→ **The problem**
Continue the mailing-list thread on the zswap deadlock fix, below, from where it stops, before the items that follow it.

→ **Text segment**
I'm actually thinking whether we should expose the zcomp API and use
it for zswap. There are a couple of parameters for zstd I wanna play
with, which zcomp/zram seems to already support, but not the crypto
API (zstd level, dictionary, etc.).

But yes, a different problem for another day :)
Chengming Zhou Feb. 27, 2025, 2:24 a.m. UTC | #6
On 2025/2/27 02:56, Yosry Ahmed wrote:
> Currently, zswap_cpu_comp_dead() calls crypto_free_acomp() while holding
> the per-CPU acomp_ctx mutex. crypto_free_acomp() then holds scomp_lock
> (through crypto_exit_scomp_ops_async()).
> 
> On the other hand, crypto_alloc_acomp_node() holds the scomp_lock
> (through crypto_scomp_init_tfm()), and then allocates memory.
> If the allocation results in reclaim, we may attempt to hold the per-CPU
> acomp_ctx mutex.
> 
> The above dependencies can cause an ABBA deadlock. For example in the
> following scenario:
> 
> (1) Task A running on CPU #1:
>      crypto_alloc_acomp_node()
>        Holds scomp_lock
>        Enters reclaim
>        Reads per_cpu_ptr(pool->acomp_ctx, 1)
> 
> (2) Task A is descheduled
> 
> (3) CPU #1 goes offline
>      zswap_cpu_comp_dead(CPU #1)
>        Holds per_cpu_ptr(pool->acomp_ctx, 1))
>        Calls crypto_free_acomp()
>        Waits for scomp_lock
> 
> (4) Task A running on CPU #2:
>        Waits for per_cpu_ptr(pool->acomp_ctx, 1) // Read on CPU #1
>        DEADLOCK
> 
> Since there is no requirement to call crypto_free_acomp() with the
> per-CPU acomp_ctx mutex held in zswap_cpu_comp_dead(), move it after the
> mutex is unlocked. Also move the acomp_request_free() and kfree() calls
> for consistency and to avoid any potential sublte locking dependencies
> in the future.

→ **Excerpted data**
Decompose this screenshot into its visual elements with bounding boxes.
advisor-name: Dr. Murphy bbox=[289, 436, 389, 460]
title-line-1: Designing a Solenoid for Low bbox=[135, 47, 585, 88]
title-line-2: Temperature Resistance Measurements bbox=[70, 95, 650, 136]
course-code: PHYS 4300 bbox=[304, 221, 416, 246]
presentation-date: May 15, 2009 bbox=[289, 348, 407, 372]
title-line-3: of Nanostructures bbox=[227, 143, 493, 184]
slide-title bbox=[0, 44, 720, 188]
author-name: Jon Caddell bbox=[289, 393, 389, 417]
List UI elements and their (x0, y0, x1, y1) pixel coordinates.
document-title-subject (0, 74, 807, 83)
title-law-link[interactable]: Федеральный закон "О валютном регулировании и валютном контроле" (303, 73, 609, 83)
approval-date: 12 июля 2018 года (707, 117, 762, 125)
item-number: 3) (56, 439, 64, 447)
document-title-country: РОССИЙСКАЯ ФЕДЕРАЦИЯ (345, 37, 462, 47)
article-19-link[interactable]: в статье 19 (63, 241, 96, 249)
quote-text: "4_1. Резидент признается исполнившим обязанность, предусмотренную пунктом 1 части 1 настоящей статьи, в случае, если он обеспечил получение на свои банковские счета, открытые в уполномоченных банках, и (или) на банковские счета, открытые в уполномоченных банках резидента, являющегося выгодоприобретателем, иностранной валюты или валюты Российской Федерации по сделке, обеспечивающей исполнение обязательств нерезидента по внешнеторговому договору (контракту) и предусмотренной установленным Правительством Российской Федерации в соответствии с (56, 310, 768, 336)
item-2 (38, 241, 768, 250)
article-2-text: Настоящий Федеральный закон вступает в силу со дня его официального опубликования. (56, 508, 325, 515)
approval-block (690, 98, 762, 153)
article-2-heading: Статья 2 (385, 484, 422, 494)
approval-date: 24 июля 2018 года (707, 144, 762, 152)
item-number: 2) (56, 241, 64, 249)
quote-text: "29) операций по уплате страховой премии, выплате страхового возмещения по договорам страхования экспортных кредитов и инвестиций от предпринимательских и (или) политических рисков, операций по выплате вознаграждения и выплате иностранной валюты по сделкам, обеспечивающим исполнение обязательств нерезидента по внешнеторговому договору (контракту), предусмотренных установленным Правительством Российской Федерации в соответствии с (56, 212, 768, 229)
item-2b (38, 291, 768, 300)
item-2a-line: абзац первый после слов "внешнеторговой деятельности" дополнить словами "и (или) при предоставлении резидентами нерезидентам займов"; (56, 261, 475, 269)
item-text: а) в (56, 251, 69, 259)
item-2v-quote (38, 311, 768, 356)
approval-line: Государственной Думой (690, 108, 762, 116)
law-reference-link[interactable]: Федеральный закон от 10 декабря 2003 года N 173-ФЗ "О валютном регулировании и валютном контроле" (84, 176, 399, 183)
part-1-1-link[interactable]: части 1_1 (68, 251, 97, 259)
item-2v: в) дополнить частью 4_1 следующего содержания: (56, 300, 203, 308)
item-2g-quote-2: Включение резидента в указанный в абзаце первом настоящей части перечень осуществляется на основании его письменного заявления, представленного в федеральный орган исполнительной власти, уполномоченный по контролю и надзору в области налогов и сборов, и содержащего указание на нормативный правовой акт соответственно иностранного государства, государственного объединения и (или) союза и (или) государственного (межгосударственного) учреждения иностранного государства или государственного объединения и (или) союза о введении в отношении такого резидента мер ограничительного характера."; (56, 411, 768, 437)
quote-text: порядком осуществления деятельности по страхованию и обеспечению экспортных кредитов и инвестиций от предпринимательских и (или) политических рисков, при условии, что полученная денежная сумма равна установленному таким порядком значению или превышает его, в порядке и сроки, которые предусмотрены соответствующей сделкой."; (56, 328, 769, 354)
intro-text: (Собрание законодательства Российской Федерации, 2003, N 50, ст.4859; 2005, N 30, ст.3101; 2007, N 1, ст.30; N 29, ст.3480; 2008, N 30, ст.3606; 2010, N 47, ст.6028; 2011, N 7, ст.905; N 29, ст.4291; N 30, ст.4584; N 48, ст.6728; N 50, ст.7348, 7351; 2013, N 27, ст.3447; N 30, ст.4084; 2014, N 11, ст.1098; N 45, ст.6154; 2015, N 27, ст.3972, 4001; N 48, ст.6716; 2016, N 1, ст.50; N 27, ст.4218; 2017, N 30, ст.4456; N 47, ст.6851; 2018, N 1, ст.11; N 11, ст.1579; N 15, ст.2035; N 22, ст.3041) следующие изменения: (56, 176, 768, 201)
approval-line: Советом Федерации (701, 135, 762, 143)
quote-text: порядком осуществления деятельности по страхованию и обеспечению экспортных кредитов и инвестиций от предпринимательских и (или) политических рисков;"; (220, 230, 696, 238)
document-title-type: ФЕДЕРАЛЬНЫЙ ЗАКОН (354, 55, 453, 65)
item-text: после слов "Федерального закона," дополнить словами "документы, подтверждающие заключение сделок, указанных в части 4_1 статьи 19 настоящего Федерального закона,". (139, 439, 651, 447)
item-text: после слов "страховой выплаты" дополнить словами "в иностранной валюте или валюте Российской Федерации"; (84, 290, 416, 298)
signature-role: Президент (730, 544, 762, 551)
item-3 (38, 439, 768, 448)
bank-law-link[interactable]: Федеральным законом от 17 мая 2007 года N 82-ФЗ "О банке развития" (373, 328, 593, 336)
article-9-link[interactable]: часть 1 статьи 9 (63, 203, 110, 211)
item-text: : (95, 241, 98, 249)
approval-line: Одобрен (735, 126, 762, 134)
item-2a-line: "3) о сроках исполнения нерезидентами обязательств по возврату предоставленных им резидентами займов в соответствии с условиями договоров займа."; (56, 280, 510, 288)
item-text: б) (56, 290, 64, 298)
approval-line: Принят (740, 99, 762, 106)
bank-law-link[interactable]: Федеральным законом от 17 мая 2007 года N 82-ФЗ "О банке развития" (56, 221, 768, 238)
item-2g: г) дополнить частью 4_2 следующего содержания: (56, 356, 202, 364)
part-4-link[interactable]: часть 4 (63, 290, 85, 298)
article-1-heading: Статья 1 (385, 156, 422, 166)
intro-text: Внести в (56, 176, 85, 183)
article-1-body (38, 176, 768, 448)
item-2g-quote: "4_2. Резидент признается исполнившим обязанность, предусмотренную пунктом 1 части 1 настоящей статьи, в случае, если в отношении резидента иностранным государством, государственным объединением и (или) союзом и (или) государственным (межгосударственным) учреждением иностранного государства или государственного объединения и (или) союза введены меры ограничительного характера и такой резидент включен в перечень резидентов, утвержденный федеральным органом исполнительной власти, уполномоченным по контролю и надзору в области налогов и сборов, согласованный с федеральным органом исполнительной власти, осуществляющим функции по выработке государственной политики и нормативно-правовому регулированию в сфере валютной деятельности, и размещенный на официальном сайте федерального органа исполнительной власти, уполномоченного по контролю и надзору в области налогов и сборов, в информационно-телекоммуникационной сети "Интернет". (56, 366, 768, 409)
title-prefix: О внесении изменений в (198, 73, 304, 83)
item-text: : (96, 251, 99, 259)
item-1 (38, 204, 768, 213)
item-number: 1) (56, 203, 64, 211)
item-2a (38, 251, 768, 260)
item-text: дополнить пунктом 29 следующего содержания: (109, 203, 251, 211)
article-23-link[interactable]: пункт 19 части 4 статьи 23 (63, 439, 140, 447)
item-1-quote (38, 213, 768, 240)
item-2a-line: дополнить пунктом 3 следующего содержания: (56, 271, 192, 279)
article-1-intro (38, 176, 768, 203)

→ **Response to this exercise**
> 
> With this, only setting acomp_ctx fields to NULL occurs with the mutex
> held. This is similar to how zswap_cpu_comp_prepare() only initializes
> acomp_ctx fields with the mutex held, after performing all allocations
> before holding the mutex.
> 
> Opportunistically, move the NULL check on acomp_ctx so that it takes
> place before the mutex dereference.
> 
> Fixes: 12dcb0ef5406 ("mm: zswap: properly synchronize freeing resources during CPU hotunplug")
> Reported-by: syzbot+1a517ccfcbc6a7ab0f82@syzkaller.appspotmail.com
> Closes: https://lore.kernel.org/all/67bcea51.050a0220.bbfd1.0096.GAE@google.com/
> Cc: <stable@vger.kernel.org>
> Co-developed-by: Herbert Xu <herbert@gondor.apana.org.au>
> Signed-off-by: Herbert Xu <herbert@gondor.apana.org.au>
> Signed-off-by: Yosry Ahmed <yosry.ahmed@linux.dev>
> Acked-by: Herbert Xu <herbert@gondor.apana.org.au>

Looks good to me:

Reviewed-by: Chengming Zhou <chengming.zhou@linux.dev>

Thanks!

> ---
> 
> v1 -> v2:
> - Explained the problem more clearly in the commit message.
> - Moved all freeing calls outside the lock critical section.
> v1: https://lore.kernel.org/all/Z72FJnbA39zWh4zS@gondor.apana.org.au/
> 
> ---
>   mm/zswap.c | 30 ++++++++++++++++++++++--------
>   1 file changed, 22 insertions(+), 8 deletions(-)
> 
> diff --git a/mm/zswap.c b/mm/zswap.c
> index ac9d299e7d0c1..adf745c66aa1d 100644
> --- a/mm/zswap.c
> +++ b/mm/zswap.c
> @@ -881,18 +881,32 @@ static int zswap_cpu_comp_dead(unsigned int cpu, struct hlist_node *node)
>   {
>   	struct zswap_pool *pool = hlist_entry(node, struct zswap_pool, node);
>   	struct crypto_acomp_ctx *acomp_ctx = per_cpu_ptr(pool->acomp_ctx, cpu);
> +	struct acomp_req *req;
> +	struct crypto_acomp *acomp;
> +	u8 *buffer;
> +
> +	if (IS_ERR_OR_NULL(acomp_ctx))
> +		return 0;
>   
>   	mutex_lock(&acomp_ctx->mutex);
> -	if (!IS_ERR_OR_NULL(acomp_ctx)) {
> -		if (!IS_ERR_OR_NULL(acomp_ctx->req))
> -			acomp_request_free(acomp_ctx->req);
> -		acomp_ctx->req = NULL;
> -		if (!IS_ERR_OR_NULL(acomp_ctx->acomp))
> -			crypto_free_acomp(acomp_ctx->acomp);
> -		kfree(acomp_ctx->buffer);
> -	}
> +	req = acomp_ctx->req;
> +	acomp = acomp_ctx->acomp;
> +	buffer = acomp_ctx->buffer;
> +	acomp_ctx->req = NULL;
> +	acomp_ctx->acomp = NULL;
> +	acomp_ctx->buffer = NULL;
>   	mutex_unlock(&acomp_ctx->mutex);
>   
> +	/*
> +	 * Do the actual freeing after releasing the mutex to avoid subtle
> +	 * locking dependencies causing deadlocks.
> +	 */
> +	if (!IS_ERR_OR_NULL(req))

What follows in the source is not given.